Stored records:
:::::

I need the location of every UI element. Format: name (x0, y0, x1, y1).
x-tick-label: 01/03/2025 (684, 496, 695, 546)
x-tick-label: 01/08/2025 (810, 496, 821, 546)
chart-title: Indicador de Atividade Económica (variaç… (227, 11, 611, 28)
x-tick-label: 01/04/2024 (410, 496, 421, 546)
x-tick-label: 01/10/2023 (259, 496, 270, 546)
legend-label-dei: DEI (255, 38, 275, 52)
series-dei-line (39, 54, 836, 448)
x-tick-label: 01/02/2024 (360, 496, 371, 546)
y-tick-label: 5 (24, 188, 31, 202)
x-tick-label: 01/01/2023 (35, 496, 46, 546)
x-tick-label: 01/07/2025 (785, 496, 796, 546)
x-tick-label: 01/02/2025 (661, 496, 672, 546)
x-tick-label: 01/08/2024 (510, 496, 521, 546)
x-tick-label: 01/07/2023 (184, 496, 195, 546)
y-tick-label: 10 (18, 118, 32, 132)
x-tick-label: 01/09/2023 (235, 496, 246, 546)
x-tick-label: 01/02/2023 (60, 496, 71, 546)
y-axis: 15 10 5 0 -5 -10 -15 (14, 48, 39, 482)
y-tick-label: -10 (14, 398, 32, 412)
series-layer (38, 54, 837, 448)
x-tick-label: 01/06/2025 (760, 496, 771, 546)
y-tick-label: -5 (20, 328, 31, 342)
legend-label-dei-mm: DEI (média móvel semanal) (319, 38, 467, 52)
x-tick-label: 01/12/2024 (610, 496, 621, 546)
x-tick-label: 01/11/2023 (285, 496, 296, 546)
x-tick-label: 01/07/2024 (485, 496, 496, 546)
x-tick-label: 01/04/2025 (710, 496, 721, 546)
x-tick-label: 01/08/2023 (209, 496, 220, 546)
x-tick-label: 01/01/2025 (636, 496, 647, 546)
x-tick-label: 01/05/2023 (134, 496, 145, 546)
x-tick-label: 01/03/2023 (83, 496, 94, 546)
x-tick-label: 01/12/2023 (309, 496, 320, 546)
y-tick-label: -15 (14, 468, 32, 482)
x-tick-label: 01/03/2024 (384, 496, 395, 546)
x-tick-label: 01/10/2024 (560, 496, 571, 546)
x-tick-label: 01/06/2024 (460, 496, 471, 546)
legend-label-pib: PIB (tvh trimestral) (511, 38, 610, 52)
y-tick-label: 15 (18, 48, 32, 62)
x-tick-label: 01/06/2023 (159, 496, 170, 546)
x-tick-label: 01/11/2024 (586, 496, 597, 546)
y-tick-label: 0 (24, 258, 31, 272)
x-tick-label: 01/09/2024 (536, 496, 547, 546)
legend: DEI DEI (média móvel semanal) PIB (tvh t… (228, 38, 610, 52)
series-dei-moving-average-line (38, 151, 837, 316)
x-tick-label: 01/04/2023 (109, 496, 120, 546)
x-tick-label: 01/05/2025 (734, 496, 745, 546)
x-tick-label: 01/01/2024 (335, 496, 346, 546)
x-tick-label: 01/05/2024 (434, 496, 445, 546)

:::::

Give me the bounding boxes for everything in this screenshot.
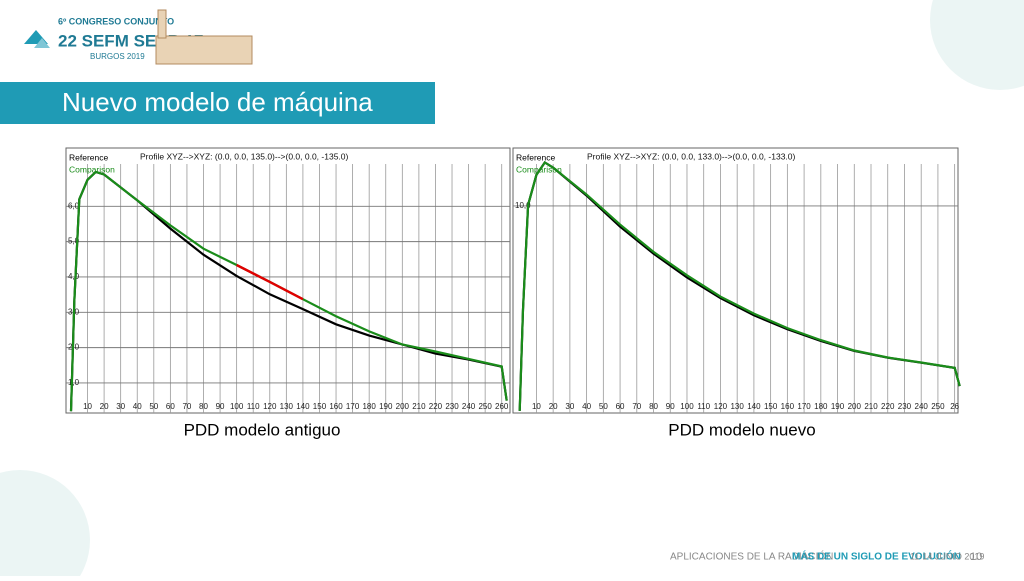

:::::

Brief: Update the entries from the line with "I need the location" to the line with "y-axis: 15 10", changing "x-tick-label" to "x-axis-label" and keeping everything else the same. Return only those lines.

Exercise answer:
I need the location of every UI element. Format: name (x0, y0, x1, y1).
x-axis-label: 01/03/2025 (684, 496, 695, 546)
x-axis-label: 01/08/2025 (810, 496, 821, 546)
chart-title: Indicador de Atividade Económica (variaç… (227, 11, 611, 28)
x-axis-label: 01/04/2024 (410, 496, 421, 546)
x-axis-label: 01/10/2023 (259, 496, 270, 546)
legend-label-dei: DEI (255, 38, 275, 52)
series-dei-line (39, 54, 836, 448)
x-axis-label: 01/02/2024 (360, 496, 371, 546)
y-tick-label: 5 (24, 188, 31, 202)
x-axis-label: 01/01/2023 (35, 496, 46, 546)
x-axis-label: 01/07/2025 (785, 496, 796, 546)
x-axis-label: 01/02/2025 (661, 496, 672, 546)
x-axis-label: 01/08/2024 (510, 496, 521, 546)
x-axis-label: 01/07/2023 (184, 496, 195, 546)
y-tick-label: 10 (18, 118, 32, 132)
x-axis-label: 01/09/2023 (235, 496, 246, 546)
x-axis-label: 01/02/2023 (60, 496, 71, 546)
y-axis: 15 10 5 0 -5 -10 -15 (14, 48, 39, 482)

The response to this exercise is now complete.